[GIVEN EXERCISE] Consider the data that follows and state how many lines contain the string "nous", using the number alone.

start

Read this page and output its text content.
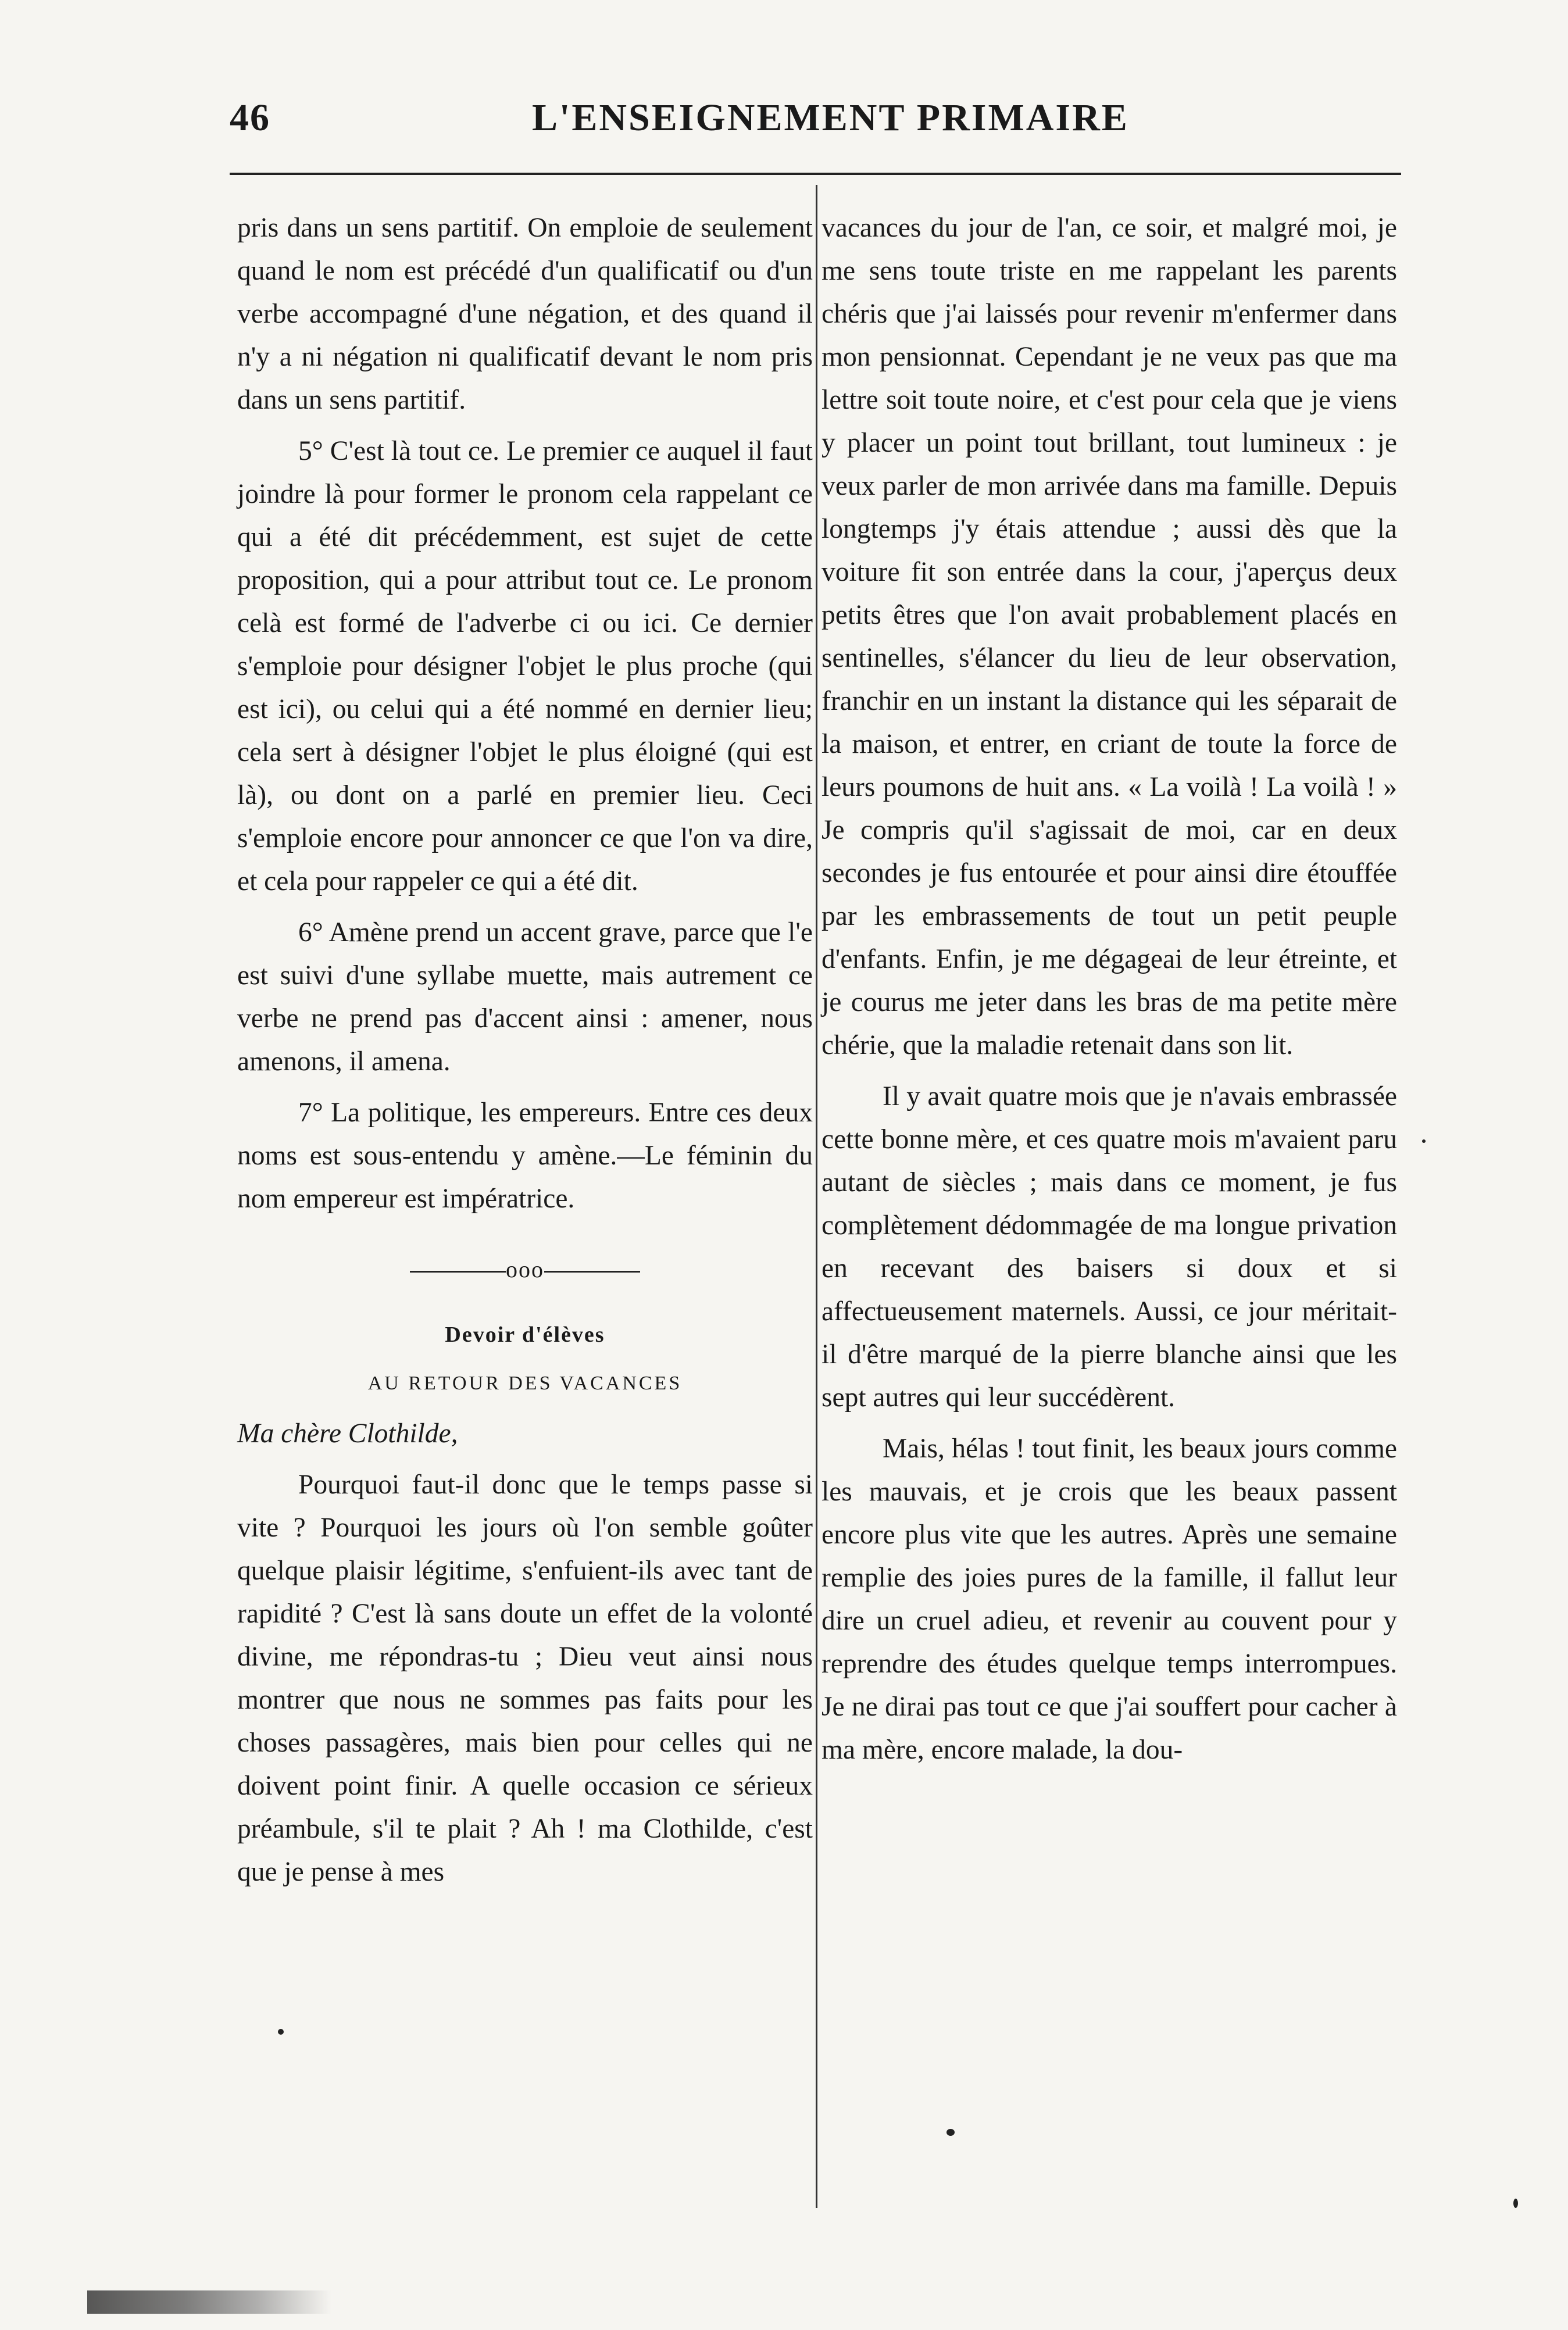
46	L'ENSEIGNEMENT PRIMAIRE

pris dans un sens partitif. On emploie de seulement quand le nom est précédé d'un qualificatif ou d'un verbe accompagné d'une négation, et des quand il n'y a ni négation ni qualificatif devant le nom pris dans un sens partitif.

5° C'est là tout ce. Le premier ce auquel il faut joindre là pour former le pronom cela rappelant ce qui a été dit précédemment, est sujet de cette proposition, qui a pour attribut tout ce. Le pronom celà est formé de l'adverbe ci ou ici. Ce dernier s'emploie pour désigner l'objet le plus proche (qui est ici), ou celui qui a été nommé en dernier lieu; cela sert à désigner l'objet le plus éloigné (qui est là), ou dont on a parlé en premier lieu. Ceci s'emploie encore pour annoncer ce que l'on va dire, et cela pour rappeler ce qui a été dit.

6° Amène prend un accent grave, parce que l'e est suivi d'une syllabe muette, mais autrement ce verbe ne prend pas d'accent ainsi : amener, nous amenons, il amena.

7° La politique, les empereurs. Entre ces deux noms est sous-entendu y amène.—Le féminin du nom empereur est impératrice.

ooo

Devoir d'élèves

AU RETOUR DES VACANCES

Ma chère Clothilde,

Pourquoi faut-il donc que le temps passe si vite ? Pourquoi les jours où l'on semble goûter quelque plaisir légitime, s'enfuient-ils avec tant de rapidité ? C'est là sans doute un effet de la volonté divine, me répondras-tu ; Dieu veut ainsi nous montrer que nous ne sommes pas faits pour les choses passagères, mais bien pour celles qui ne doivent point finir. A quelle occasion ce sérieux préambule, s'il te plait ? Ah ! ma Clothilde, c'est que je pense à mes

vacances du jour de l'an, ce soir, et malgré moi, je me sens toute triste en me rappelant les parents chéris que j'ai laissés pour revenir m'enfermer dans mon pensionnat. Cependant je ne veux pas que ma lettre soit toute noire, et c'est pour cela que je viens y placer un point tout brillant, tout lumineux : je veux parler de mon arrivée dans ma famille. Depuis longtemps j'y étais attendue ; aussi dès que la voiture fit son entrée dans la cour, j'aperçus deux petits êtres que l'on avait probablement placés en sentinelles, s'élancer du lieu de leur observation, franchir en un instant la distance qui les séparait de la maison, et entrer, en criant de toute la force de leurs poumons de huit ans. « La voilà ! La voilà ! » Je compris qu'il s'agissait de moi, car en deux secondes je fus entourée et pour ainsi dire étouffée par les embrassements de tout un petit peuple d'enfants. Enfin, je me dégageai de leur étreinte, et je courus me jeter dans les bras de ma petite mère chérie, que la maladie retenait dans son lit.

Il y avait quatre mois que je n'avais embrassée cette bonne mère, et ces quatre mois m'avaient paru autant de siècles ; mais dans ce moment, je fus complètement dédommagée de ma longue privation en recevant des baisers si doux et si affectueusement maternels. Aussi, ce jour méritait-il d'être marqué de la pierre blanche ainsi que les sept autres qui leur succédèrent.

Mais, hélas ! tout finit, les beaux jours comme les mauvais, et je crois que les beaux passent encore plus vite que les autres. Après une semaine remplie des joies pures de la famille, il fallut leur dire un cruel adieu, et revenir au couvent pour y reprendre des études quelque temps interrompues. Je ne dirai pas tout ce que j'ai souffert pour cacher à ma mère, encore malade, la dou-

end
start

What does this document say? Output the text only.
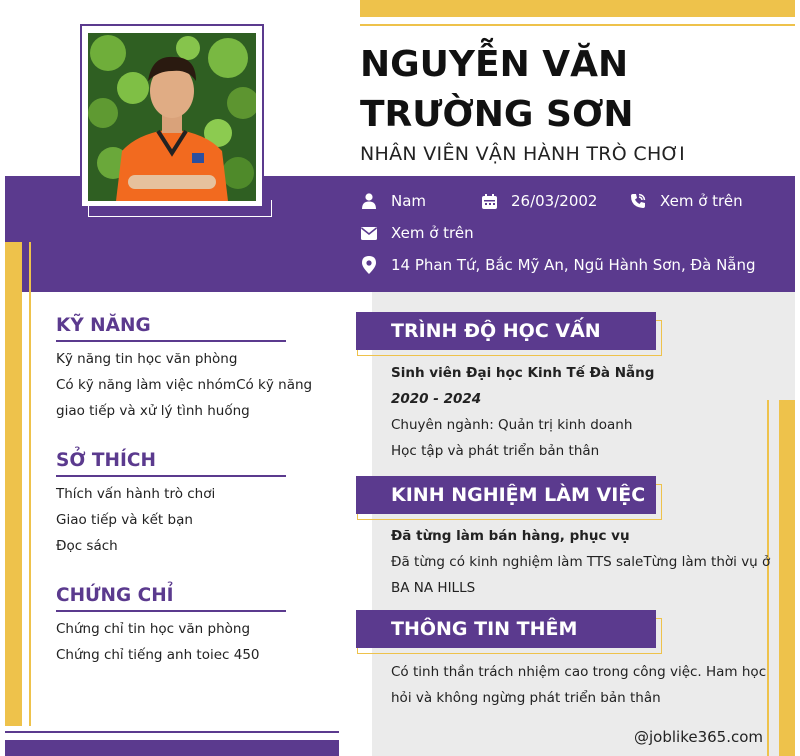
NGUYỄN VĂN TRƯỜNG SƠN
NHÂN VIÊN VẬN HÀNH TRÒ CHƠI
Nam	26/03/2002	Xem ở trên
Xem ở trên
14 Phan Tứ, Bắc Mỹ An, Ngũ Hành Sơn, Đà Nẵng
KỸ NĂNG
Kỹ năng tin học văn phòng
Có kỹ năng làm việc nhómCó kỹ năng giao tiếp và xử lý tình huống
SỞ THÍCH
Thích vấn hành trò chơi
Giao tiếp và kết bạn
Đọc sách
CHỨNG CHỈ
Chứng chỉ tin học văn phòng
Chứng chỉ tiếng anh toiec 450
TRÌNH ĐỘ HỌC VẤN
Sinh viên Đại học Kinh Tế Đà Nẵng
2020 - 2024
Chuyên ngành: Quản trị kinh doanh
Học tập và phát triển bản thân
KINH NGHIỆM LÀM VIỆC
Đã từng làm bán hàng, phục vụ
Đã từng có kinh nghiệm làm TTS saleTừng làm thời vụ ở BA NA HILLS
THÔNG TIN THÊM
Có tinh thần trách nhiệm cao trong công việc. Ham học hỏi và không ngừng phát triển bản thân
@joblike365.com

end

[SOLUTION TO THE EXERCISE] 2